- [PROBLEM]: Search the material below for the string "name" and extract each line that has it.

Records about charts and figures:
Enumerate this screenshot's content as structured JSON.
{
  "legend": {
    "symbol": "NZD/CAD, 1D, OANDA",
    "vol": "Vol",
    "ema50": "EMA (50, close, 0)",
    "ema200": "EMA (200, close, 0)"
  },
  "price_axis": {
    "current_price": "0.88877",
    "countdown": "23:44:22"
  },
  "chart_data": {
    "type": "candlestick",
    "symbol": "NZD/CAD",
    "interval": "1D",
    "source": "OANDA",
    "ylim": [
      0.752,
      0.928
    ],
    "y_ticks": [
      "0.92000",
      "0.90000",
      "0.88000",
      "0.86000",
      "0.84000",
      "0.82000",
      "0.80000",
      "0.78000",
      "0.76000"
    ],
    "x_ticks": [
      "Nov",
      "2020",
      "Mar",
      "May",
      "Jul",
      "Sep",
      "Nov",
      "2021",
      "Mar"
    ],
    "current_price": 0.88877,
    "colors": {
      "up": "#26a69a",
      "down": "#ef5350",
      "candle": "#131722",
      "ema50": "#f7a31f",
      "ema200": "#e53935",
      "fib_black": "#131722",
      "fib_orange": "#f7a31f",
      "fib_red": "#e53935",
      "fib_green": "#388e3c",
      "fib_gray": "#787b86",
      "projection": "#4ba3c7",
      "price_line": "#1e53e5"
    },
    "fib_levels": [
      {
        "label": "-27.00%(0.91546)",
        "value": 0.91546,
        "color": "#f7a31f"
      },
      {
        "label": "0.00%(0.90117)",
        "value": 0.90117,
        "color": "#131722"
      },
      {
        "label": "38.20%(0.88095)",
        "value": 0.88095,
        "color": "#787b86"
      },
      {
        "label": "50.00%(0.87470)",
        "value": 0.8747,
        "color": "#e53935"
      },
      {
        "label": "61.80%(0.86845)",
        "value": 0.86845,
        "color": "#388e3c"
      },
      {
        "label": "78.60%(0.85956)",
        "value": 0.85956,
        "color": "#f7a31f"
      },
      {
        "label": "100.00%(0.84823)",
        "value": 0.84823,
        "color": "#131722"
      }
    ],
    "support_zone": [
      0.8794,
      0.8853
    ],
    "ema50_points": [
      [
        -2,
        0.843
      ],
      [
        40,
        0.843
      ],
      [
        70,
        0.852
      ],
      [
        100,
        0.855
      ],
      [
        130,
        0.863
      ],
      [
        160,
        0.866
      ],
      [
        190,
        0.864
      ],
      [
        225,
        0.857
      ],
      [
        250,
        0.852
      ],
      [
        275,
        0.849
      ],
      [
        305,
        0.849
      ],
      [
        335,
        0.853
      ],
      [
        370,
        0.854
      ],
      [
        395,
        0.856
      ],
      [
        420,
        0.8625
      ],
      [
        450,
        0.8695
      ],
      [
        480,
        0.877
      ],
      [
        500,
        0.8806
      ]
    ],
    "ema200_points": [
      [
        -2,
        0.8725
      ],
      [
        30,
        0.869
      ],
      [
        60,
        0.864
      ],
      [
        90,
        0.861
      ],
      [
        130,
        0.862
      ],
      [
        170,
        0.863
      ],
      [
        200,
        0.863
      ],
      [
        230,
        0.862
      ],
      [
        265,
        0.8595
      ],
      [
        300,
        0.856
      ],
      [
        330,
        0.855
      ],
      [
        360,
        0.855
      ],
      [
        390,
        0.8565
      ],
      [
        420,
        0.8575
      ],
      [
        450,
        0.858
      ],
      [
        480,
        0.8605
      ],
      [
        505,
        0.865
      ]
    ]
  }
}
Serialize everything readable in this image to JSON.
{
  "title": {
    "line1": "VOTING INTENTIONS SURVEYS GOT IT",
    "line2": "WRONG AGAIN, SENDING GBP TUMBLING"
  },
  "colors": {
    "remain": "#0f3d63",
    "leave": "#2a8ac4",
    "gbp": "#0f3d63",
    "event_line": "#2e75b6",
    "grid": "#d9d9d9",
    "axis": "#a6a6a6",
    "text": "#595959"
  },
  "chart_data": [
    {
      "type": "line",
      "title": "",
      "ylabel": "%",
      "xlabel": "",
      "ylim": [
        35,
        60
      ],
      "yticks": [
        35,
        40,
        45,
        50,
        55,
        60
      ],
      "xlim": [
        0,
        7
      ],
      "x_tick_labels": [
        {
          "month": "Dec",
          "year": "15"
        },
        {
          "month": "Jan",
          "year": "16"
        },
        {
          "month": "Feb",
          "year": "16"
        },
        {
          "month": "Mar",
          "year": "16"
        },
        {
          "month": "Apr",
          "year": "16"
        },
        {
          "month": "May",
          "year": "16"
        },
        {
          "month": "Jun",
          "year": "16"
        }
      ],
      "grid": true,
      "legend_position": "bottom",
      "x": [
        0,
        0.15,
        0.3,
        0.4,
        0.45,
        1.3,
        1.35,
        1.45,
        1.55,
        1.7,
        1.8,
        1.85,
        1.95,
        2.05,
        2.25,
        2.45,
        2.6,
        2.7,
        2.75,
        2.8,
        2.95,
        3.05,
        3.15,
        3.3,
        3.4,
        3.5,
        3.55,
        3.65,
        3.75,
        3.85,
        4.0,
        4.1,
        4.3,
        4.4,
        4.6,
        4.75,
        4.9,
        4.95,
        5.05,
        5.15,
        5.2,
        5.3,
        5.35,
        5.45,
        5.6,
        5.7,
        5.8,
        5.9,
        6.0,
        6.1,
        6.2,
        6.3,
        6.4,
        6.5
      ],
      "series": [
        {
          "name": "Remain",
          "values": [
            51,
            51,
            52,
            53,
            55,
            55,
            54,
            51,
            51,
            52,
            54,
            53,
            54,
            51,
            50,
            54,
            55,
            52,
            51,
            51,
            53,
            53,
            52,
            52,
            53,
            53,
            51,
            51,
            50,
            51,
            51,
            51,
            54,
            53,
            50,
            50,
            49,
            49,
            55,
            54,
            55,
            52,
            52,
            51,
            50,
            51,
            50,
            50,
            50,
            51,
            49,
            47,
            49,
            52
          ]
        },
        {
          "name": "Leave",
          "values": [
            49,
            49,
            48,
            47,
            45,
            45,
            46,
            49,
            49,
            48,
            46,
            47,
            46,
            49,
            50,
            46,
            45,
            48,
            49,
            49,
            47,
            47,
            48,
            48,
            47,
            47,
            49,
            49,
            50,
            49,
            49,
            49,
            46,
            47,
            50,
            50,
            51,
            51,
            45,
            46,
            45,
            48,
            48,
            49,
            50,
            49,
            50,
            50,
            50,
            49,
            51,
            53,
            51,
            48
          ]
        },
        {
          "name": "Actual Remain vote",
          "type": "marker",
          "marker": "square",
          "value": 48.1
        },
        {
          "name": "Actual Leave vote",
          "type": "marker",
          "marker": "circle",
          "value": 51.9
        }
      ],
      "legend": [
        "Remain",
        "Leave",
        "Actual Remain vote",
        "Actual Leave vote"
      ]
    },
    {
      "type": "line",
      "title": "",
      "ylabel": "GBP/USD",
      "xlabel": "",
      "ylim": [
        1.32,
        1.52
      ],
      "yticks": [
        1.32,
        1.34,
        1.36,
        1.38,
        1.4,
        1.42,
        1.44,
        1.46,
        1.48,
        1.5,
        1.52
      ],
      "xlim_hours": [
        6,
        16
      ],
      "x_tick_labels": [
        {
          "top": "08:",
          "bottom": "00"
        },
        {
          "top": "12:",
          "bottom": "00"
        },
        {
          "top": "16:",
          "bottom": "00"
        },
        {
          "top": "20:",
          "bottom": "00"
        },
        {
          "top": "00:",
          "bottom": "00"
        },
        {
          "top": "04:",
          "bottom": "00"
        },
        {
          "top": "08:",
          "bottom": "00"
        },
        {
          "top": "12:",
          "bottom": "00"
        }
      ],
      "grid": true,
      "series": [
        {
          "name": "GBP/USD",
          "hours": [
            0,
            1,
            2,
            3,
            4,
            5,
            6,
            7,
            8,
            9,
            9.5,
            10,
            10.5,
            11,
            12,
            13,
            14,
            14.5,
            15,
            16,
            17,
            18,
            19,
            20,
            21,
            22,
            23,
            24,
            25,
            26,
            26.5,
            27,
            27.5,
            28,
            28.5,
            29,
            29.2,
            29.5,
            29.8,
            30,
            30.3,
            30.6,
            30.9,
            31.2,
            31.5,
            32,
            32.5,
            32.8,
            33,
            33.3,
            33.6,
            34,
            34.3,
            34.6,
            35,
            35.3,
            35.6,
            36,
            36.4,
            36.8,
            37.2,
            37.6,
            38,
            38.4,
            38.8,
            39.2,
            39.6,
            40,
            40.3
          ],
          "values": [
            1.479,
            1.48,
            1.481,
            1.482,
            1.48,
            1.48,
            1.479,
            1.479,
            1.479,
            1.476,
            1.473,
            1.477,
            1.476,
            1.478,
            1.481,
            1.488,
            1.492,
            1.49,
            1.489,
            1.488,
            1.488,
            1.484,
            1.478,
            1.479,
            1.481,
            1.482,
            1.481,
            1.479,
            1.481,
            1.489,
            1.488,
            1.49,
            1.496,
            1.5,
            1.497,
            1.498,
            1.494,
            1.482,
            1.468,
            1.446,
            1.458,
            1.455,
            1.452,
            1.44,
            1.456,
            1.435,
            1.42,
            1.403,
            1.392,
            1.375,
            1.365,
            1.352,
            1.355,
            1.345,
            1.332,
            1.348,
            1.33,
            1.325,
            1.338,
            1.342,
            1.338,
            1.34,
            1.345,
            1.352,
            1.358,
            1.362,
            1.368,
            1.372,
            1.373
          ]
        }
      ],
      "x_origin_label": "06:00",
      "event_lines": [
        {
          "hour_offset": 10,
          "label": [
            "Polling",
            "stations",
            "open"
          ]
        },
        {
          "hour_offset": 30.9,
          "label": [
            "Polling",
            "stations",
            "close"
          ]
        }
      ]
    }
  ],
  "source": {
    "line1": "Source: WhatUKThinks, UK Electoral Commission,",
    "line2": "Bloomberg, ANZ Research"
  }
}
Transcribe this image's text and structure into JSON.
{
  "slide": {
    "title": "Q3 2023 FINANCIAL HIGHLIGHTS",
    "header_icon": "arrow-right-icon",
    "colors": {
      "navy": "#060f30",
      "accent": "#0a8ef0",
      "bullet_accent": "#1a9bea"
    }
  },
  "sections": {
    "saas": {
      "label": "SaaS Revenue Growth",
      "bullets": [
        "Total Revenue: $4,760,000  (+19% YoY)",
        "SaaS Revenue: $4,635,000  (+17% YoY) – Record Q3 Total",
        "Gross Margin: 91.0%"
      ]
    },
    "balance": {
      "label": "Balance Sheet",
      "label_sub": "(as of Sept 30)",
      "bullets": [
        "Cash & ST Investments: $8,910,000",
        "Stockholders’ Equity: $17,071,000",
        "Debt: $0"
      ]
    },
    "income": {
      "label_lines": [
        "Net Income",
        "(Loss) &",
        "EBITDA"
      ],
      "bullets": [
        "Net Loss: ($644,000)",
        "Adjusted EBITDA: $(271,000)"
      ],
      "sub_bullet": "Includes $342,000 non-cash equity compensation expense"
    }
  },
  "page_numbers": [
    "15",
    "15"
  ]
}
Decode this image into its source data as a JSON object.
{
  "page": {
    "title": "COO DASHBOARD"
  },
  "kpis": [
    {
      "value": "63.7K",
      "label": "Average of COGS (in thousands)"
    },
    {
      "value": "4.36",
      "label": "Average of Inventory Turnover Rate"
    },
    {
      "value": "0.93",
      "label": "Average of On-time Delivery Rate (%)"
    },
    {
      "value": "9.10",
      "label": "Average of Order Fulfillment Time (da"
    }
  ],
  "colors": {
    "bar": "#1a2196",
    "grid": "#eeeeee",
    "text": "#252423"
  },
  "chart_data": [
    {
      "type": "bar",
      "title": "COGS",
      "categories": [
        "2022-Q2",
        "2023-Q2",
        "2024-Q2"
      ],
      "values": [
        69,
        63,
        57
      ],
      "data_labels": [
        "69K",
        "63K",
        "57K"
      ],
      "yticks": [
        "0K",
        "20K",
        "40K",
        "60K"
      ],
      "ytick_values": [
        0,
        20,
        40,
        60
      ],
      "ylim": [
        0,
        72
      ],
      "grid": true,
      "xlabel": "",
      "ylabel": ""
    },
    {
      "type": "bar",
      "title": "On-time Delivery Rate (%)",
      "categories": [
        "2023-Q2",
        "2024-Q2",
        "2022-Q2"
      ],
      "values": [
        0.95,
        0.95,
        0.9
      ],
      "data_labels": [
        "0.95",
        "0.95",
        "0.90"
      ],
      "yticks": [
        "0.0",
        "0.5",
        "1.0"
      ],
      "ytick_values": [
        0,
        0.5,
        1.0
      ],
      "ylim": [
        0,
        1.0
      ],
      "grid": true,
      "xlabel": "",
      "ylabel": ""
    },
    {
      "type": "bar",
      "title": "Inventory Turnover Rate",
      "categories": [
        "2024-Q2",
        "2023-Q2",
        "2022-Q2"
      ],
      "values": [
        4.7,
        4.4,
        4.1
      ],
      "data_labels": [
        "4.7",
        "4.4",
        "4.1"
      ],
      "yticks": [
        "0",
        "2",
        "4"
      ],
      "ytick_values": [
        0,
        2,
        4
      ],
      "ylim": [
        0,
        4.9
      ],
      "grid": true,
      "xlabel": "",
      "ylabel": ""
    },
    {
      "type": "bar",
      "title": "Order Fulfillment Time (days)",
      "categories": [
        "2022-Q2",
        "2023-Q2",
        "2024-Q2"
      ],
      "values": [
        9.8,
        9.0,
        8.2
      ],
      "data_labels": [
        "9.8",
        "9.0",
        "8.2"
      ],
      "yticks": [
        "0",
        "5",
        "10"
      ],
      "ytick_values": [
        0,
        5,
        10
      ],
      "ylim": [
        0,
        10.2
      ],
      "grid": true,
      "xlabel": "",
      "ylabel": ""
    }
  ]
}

- [FULL ANSWER]:
          "name": "Remain",
          "name": "Leave",
          "name": "Actual Remain vote",
          "name": "Actual Leave vote",
          "name": "GBP/USD",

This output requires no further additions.